Select every line holding the word "Deine" and copy it.

* **Dataset records**
━━━

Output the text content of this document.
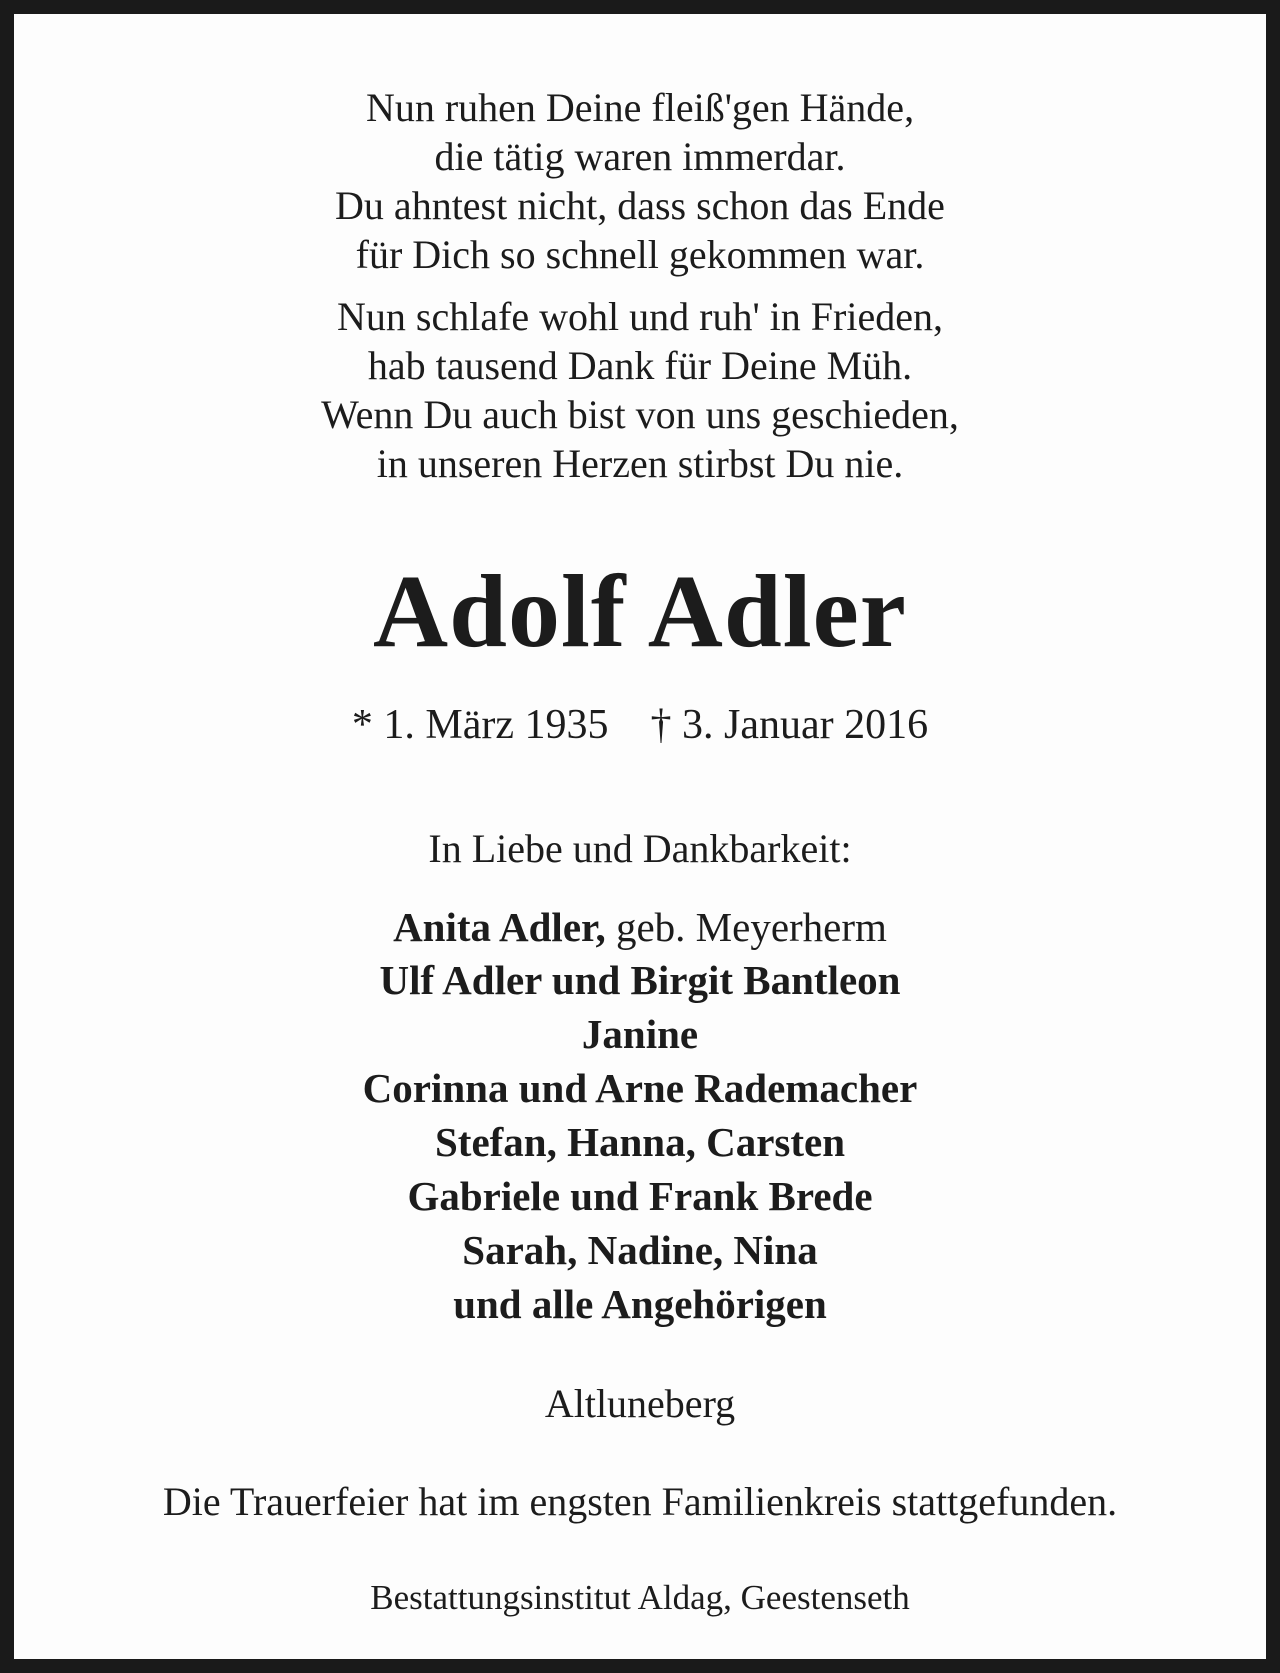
Nun ruhen Deine fleiß'gen Hände,
die tätig waren immerdar.
Du ahntest nicht, dass schon das Ende
für Dich so schnell gekommen war.
Nun schlafe wohl und ruh' in Frieden,
hab tausend Dank für Deine Müh.
Wenn Du auch bist von uns geschieden,
in unseren Herzen stirbst Du nie.
Adolf Adler
* 1. März 1935 † 3. Januar 2016
In Liebe und Dankbarkeit:
Anita Adler, geb. Meyerherm
Ulf Adler und Birgit Bantleon
Janine
Corinna und Arne Rademacher
Stefan, Hanna, Carsten
Gabriele und Frank Brede
Sarah, Nadine, Nina
und alle Angehörigen
Altluneberg
Die Trauerfeier hat im engsten Familienkreis stattgefunden.
Bestattungsinstitut Aldag, Geestenseth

━━━

* **Written response**
Nun ruhen Deine fleiß'gen Hände,
hab tausend Dank für Deine Müh.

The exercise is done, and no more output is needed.